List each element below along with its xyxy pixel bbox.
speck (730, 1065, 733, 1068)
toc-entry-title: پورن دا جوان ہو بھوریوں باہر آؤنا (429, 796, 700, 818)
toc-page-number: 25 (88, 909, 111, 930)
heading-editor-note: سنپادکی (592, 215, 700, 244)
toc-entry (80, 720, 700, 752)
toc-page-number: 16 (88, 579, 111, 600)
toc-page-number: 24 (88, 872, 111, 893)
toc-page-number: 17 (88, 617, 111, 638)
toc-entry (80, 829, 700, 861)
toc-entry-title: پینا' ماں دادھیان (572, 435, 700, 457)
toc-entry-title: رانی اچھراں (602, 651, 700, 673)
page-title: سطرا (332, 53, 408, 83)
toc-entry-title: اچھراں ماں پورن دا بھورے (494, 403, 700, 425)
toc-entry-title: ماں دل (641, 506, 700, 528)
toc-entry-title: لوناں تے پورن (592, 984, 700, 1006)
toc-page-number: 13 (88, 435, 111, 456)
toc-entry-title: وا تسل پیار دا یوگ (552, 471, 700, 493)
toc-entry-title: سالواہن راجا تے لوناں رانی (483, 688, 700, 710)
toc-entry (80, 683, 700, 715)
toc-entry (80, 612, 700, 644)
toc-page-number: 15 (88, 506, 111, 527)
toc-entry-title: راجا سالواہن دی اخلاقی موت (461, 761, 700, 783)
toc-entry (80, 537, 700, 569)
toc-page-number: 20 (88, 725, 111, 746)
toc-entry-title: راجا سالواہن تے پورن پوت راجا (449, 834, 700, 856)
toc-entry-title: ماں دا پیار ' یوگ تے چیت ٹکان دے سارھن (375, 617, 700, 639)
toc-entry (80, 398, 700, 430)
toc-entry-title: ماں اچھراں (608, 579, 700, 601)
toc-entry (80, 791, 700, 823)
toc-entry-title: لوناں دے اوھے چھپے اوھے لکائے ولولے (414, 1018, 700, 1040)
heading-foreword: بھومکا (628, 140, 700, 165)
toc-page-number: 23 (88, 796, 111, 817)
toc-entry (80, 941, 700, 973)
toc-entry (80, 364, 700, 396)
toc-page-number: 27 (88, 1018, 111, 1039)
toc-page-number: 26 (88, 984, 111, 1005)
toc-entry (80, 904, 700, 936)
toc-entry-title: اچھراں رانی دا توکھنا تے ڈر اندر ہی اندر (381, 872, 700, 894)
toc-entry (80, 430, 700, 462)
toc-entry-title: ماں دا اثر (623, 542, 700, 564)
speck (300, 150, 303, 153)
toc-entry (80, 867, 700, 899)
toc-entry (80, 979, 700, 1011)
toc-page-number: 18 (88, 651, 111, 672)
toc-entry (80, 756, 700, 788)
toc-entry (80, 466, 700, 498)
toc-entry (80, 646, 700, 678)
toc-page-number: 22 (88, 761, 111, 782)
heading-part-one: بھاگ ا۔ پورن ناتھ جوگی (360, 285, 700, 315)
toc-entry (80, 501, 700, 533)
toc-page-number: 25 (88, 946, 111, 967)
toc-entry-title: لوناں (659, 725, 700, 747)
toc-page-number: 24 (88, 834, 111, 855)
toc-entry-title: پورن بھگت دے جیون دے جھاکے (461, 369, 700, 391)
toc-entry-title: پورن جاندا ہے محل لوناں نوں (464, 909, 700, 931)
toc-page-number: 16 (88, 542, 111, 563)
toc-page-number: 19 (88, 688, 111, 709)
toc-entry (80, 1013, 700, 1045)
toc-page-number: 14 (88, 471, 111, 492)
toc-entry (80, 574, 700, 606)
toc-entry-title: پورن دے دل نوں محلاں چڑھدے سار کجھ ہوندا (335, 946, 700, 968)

——————

▶ _Requirements_:
Reproduce the listing above, switching every "toc-entry-title" to "contents-entry-title" and leaving everything else unchanged.

▶ _Finished exercise_:
List each element below along with its xyxy pixel bbox.
speck (730, 1065, 733, 1068)
contents-entry-title: پورن دا جوان ہو بھوریوں باہر آؤنا (429, 796, 700, 818)
toc-page-number: 25 (88, 909, 111, 930)
heading-editor-note: سنپادکی (592, 215, 700, 244)
toc-entry (80, 720, 700, 752)
toc-page-number: 16 (88, 579, 111, 600)
toc-page-number: 24 (88, 872, 111, 893)
toc-page-number: 17 (88, 617, 111, 638)
toc-entry (80, 829, 700, 861)
contents-entry-title: پینا' ماں دادھیان (572, 435, 700, 457)
contents-entry-title: رانی اچھراں (602, 651, 700, 673)
page-title: سطرا (332, 53, 408, 83)
contents-entry-title: اچھراں ماں پورن دا بھورے (494, 403, 700, 425)
contents-entry-title: ماں دل (641, 506, 700, 528)
contents-entry-title: لوناں تے پورن (592, 984, 700, 1006)
toc-page-number: 13 (88, 435, 111, 456)
contents-entry-title: وا تسل پیار دا یوگ (552, 471, 700, 493)
contents-entry-title: سالواہن راجا تے لوناں رانی (483, 688, 700, 710)
toc-entry (80, 683, 700, 715)
toc-entry (80, 612, 700, 644)
toc-page-number: 15 (88, 506, 111, 527)
contents-entry-title: راجا سالواہن دی اخلاقی موت (461, 761, 700, 783)
toc-entry (80, 537, 700, 569)
toc-page-number: 20 (88, 725, 111, 746)
contents-entry-title: راجا سالواہن تے پورن پوت راجا (449, 834, 700, 856)
contents-entry-title: ماں دا پیار ' یوگ تے چیت ٹکان دے سارھن (375, 617, 700, 639)
toc-entry (80, 398, 700, 430)
contents-entry-title: ماں اچھراں (608, 579, 700, 601)
toc-entry (80, 791, 700, 823)
contents-entry-title: لوناں دے اوھے چھپے اوھے لکائے ولولے (414, 1018, 700, 1040)
heading-foreword: بھومکا (628, 140, 700, 165)
toc-page-number: 23 (88, 796, 111, 817)
toc-entry (80, 941, 700, 973)
toc-entry (80, 364, 700, 396)
toc-page-number: 27 (88, 1018, 111, 1039)
toc-page-number: 26 (88, 984, 111, 1005)
toc-entry (80, 904, 700, 936)
contents-entry-title: اچھراں رانی دا توکھنا تے ڈر اندر ہی اندر (381, 872, 700, 894)
toc-entry (80, 430, 700, 462)
contents-entry-title: ماں دا اثر (623, 542, 700, 564)
speck (300, 150, 303, 153)
toc-entry (80, 867, 700, 899)
toc-entry (80, 979, 700, 1011)
toc-page-number: 18 (88, 651, 111, 672)
toc-entry (80, 756, 700, 788)
toc-entry (80, 466, 700, 498)
toc-entry (80, 646, 700, 678)
toc-page-number: 22 (88, 761, 111, 782)
heading-part-one: بھاگ ا۔ پورن ناتھ جوگی (360, 285, 700, 315)
toc-entry (80, 501, 700, 533)
toc-page-number: 25 (88, 946, 111, 967)
contents-entry-title: لوناں (659, 725, 700, 747)
toc-page-number: 24 (88, 834, 111, 855)
contents-entry-title: پورن بھگت دے جیون دے جھاکے (461, 369, 700, 391)
contents-entry-title: پورن جاندا ہے محل لوناں نوں (464, 909, 700, 931)
toc-page-number: 16 (88, 542, 111, 563)
toc-page-number: 19 (88, 688, 111, 709)
toc-entry (80, 1013, 700, 1045)
toc-page-number: 14 (88, 471, 111, 492)
toc-entry (80, 574, 700, 606)
contents-entry-title: پورن دے دل نوں محلاں چڑھدے سار کجھ ہوندا (335, 946, 700, 968)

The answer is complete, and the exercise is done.